◆ Exercise description ◆
Extract each line of the data below exactly as written.

◆ Data to process ◆
--- Begin ---
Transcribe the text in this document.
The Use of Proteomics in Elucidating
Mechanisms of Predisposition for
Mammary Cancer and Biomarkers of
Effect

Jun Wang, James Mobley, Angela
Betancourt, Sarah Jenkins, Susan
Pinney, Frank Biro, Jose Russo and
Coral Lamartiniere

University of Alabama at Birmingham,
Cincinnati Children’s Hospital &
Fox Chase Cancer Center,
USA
--- End ---
◆ Written answer ◆
Transcribe the text in this document.
The Use of Proteomics in Elucidating
Mechanisms of Predisposition for
Mammary Cancer and Biomarkers of
Effect

Jun Wang, James Mobley, Angela
Betancourt, Sarah Jenkins, Susan
Pinney, Frank Biro, Jose Russo and
Coral Lamartiniere

University of Alabama at Birmingham,
Cincinnati Children’s Hospital &
Fox Chase Cancer Center,
USA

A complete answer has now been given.